# TASK DIRECTIONS:
Locate the line that contains "Extract the structured" in the entries below. Retype it and all following lines through the final one, character for character.

Records that describe figures
........
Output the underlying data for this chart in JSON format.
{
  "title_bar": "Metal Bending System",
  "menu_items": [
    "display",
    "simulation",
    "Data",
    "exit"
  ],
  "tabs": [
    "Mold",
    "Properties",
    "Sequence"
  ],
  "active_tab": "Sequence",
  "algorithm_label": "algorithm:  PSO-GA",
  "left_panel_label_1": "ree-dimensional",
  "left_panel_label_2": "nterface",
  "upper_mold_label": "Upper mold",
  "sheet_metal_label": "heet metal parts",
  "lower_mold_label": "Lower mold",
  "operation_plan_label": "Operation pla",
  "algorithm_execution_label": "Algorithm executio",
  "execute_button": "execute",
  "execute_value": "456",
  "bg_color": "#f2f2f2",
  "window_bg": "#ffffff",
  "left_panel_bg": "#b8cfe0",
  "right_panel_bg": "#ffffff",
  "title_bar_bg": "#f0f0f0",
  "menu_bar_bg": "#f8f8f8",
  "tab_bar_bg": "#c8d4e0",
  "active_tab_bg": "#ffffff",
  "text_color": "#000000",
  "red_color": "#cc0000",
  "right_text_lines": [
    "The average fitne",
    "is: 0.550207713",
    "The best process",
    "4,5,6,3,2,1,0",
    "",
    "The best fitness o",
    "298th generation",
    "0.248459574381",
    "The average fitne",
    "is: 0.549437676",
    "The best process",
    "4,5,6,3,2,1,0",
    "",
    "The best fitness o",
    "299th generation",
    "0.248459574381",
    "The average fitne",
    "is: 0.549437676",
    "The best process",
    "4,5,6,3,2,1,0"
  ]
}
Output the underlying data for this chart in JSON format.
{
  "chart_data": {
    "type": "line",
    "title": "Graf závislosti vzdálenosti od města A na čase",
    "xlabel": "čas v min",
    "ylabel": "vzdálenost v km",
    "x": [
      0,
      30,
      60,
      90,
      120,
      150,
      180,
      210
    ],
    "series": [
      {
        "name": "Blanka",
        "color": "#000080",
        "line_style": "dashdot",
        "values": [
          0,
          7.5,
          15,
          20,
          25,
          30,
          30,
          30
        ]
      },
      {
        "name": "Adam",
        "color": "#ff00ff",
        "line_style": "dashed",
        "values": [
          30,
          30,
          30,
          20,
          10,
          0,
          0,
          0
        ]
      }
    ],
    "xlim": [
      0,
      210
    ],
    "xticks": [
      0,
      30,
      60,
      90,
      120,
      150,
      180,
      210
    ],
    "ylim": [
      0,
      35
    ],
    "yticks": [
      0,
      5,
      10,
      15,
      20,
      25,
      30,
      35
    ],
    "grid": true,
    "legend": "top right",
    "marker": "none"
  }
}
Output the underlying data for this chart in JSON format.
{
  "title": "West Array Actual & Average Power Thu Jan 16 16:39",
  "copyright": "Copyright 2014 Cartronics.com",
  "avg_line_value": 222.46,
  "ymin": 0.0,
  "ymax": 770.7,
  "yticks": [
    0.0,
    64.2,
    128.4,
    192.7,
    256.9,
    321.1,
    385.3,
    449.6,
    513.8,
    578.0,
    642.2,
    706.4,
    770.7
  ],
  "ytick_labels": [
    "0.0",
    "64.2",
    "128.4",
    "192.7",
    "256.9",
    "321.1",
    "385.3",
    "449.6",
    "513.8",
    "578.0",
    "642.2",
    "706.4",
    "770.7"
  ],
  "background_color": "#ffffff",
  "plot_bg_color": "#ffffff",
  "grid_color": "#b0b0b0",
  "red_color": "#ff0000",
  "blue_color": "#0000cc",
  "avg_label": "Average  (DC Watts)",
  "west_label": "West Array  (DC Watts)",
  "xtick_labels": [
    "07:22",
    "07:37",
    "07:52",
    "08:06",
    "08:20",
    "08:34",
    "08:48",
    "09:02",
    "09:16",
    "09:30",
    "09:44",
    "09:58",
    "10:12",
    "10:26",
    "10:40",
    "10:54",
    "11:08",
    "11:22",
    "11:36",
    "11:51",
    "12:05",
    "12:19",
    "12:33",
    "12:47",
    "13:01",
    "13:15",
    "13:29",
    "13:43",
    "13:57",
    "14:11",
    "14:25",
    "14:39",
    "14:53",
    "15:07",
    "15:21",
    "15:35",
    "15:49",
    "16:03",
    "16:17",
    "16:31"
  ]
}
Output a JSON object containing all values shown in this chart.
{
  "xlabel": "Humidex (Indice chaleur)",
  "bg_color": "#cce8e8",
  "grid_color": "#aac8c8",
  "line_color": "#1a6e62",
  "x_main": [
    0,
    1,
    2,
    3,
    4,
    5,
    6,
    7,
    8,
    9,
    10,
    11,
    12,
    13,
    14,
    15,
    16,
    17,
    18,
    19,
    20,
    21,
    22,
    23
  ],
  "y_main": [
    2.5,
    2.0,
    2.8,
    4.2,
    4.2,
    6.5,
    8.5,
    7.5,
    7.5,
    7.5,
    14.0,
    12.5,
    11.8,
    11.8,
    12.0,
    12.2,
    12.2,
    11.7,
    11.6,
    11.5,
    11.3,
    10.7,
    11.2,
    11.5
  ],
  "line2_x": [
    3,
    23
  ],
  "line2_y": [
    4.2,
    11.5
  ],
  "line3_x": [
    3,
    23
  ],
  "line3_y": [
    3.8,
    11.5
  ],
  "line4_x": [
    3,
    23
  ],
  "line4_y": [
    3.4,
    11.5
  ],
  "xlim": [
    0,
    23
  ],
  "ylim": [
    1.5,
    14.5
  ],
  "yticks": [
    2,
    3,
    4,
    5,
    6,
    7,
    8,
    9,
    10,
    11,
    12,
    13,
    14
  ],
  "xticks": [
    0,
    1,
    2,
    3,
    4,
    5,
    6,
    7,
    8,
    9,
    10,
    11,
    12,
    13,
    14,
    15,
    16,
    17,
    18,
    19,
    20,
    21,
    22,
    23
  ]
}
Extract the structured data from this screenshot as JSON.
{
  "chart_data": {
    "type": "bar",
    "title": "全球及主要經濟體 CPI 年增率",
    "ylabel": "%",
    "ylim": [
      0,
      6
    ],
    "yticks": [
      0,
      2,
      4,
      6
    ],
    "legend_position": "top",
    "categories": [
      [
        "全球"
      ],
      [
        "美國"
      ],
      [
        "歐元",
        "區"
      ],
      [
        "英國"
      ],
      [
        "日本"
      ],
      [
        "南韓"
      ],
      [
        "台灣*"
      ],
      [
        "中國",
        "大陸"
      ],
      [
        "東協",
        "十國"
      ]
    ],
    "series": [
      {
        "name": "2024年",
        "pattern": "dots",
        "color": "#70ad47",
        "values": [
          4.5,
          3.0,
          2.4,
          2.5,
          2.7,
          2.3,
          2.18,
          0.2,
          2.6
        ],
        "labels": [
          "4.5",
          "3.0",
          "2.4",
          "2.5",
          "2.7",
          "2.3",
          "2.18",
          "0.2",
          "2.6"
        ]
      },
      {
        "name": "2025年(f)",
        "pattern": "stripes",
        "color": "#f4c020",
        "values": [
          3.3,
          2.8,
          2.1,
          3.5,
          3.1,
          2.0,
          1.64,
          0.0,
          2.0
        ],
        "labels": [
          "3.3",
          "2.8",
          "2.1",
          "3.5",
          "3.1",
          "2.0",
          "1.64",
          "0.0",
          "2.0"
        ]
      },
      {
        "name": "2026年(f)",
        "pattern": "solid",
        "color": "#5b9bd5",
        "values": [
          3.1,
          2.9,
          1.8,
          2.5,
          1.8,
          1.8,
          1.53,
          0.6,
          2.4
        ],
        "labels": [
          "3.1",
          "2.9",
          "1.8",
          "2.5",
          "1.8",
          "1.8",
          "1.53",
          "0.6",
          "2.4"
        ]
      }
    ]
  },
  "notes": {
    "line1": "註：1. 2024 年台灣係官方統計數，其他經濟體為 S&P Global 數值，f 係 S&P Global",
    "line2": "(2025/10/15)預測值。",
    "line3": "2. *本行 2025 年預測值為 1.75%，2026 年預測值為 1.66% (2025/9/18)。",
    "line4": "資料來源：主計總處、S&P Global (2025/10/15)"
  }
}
........
# REPLY TO THE EXERCISE:
Extract the structured data from this screenshot as JSON.
{
  "chart_data": {
    "type": "bar",
    "title": "全球及主要經濟體 CPI 年增率",
    "ylabel": "%",
    "ylim": [
      0,
      6
    ],
    "yticks": [
      0,
      2,
      4,
      6
    ],
    "legend_position": "top",
    "categories": [
      [
        "全球"
      ],
      [
        "美國"
      ],
      [
        "歐元",
        "區"
      ],
      [
        "英國"
      ],
      [
        "日本"
      ],
      [
        "南韓"
      ],
      [
        "台灣*"
      ],
      [
        "中國",
        "大陸"
      ],
      [
        "東協",
        "十國"
      ]
    ],
    "series": [
      {
        "name": "2024年",
        "pattern": "dots",
        "color": "#70ad47",
        "values": [
          4.5,
          3.0,
          2.4,
          2.5,
          2.7,
          2.3,
          2.18,
          0.2,
          2.6
        ],
        "labels": [
          "4.5",
          "3.0",
          "2.4",
          "2.5",
          "2.7",
          "2.3",
          "2.18",
          "0.2",
          "2.6"
        ]
      },
      {
        "name": "2025年(f)",
        "pattern": "stripes",
        "color": "#f4c020",
        "values": [
          3.3,
          2.8,
          2.1,
          3.5,
          3.1,
          2.0,
          1.64,
          0.0,
          2.0
        ],
        "labels": [
          "3.3",
          "2.8",
          "2.1",
          "3.5",
          "3.1",
          "2.0",
          "1.64",
          "0.0",
          "2.0"
        ]
      },
      {
        "name": "2026年(f)",
        "pattern": "solid",
        "color": "#5b9bd5",
        "values": [
          3.1,
          2.9,
          1.8,
          2.5,
          1.8,
          1.8,
          1.53,
          0.6,
          2.4
        ],
        "labels": [
          "3.1",
          "2.9",
          "1.8",
          "2.5",
          "1.8",
          "1.8",
          "1.53",
          "0.6",
          "2.4"
        ]
      }
    ]
  },
  "notes": {
    "line1": "註：1. 2024 年台灣係官方統計數，其他經濟體為 S&P Global 數值，f 係 S&P Global",
    "line2": "(2025/10/15)預測值。",
    "line3": "2. *本行 2025 年預測值為 1.75%，2026 年預測值為 1.66% (2025/9/18)。",
    "line4": "資料來源：主計總處、S&P Global (2025/10/15)"
  }
}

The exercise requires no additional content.